* AIM OF THE TASK: Find every line in the records below that contains the word "also", and copy each such line.

* DATA ENTRIES:
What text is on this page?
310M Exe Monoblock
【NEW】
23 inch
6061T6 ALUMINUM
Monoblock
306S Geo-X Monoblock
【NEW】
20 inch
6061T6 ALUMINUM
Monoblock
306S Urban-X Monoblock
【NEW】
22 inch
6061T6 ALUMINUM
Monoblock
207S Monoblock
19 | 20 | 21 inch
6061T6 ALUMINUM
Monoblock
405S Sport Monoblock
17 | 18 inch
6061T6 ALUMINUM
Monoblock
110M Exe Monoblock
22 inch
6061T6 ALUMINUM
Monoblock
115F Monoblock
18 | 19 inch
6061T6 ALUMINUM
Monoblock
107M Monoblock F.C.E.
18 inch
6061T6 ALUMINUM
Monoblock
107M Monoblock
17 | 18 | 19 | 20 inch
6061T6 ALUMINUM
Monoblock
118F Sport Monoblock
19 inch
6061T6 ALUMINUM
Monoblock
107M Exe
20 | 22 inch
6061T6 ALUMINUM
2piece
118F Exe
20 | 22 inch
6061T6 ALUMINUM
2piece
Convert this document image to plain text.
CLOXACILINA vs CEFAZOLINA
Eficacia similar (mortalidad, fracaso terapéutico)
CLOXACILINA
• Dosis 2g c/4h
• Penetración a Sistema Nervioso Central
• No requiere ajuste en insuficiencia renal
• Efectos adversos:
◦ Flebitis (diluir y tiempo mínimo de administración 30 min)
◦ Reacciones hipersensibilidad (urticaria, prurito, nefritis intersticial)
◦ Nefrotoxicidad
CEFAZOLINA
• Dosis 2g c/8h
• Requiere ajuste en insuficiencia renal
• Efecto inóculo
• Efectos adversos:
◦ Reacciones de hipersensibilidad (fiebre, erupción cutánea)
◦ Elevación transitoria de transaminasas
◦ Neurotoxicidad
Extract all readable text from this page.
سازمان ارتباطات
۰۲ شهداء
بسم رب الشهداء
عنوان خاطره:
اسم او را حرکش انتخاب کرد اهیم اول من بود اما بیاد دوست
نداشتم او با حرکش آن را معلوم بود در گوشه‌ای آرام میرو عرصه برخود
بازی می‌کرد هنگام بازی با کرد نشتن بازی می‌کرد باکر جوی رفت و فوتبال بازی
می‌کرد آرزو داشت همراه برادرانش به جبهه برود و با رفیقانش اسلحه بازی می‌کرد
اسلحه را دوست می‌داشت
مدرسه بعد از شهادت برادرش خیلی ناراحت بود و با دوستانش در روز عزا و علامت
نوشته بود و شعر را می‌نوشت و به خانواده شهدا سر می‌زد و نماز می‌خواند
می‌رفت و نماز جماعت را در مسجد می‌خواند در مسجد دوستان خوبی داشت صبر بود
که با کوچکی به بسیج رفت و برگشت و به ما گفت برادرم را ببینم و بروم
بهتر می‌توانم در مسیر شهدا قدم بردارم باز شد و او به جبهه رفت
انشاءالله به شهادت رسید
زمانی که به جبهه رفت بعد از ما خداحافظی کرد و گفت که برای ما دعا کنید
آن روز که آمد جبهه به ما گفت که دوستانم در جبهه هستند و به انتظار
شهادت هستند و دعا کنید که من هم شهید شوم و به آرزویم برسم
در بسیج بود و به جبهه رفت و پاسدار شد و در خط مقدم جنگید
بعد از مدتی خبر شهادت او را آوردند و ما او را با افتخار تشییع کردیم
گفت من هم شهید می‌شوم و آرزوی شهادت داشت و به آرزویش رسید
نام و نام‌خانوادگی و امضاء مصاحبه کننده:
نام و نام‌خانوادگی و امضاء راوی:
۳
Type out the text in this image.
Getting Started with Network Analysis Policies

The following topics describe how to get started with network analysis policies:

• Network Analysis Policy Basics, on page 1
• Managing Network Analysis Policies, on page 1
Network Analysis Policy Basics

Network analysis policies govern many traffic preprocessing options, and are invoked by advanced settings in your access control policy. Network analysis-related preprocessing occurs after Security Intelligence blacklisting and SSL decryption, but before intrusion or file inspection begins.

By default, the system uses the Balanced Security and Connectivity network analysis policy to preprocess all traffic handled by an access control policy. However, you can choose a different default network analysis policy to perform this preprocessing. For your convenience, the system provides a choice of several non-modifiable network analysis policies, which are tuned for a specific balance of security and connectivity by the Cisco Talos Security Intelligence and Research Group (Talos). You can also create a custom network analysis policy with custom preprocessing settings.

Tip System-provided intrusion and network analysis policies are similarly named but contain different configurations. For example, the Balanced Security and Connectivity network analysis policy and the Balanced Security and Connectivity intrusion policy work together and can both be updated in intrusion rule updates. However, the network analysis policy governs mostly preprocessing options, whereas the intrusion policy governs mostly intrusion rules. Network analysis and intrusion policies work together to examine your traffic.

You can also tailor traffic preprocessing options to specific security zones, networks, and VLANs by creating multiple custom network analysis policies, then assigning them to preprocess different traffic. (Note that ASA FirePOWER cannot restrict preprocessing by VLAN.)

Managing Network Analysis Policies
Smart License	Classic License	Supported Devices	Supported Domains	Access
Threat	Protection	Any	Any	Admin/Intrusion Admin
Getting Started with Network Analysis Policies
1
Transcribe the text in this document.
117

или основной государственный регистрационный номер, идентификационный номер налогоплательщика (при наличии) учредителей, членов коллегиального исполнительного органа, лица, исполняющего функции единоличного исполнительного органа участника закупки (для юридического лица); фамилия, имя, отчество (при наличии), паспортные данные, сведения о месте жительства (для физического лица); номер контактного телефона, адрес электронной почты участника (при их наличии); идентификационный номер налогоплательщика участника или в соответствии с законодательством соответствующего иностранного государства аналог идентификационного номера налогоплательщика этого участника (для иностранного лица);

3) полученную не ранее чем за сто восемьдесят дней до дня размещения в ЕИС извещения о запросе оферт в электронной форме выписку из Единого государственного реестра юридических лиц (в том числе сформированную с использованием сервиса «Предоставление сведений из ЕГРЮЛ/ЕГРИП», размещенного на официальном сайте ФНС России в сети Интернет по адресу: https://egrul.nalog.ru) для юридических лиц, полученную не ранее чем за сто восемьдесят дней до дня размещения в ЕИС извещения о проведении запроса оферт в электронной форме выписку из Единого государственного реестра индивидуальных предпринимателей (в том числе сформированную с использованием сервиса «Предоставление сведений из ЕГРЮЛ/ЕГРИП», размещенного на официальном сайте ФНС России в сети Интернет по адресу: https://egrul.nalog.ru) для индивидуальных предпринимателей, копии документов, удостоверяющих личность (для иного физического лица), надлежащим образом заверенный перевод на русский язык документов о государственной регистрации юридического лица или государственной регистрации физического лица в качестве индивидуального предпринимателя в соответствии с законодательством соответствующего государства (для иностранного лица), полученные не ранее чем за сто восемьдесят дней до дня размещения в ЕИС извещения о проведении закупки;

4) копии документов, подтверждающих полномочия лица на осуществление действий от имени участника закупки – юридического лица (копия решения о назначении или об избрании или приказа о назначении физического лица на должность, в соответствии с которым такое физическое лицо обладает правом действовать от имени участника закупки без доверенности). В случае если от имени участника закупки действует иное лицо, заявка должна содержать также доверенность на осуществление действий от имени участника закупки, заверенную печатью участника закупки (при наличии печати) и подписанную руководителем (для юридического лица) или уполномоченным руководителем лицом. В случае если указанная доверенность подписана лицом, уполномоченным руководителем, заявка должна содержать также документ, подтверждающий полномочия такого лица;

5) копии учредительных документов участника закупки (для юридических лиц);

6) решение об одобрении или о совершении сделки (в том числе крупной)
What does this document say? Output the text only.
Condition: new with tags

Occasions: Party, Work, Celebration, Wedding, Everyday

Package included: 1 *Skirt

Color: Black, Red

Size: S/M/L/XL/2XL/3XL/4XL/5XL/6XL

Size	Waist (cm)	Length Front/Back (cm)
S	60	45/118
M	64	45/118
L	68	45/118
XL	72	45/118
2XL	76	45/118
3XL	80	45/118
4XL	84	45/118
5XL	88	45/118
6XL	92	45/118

* SOLVED PROBLEM:
By default, the system uses the Balanced Security and Connectivity network analysis policy to preprocess all traffic handled by an access control policy. However, you can choose a different default network analysis policy to perform this preprocessing. For your convenience, the system provides a choice of several non-modifiable network analysis policies, which are tuned for a specific balance of security and connectivity by the Cisco Talos Security Intelligence and Research Group (Talos). You can also create a custom network analysis policy with custom preprocessing settings.
You can also tailor traffic preprocessing options to specific security zones, networks, and VLANs by creating multiple custom network analysis policies, then assigning them to preprocess different traffic. (Note that ASA FirePOWER cannot restrict preprocessing by VLAN.)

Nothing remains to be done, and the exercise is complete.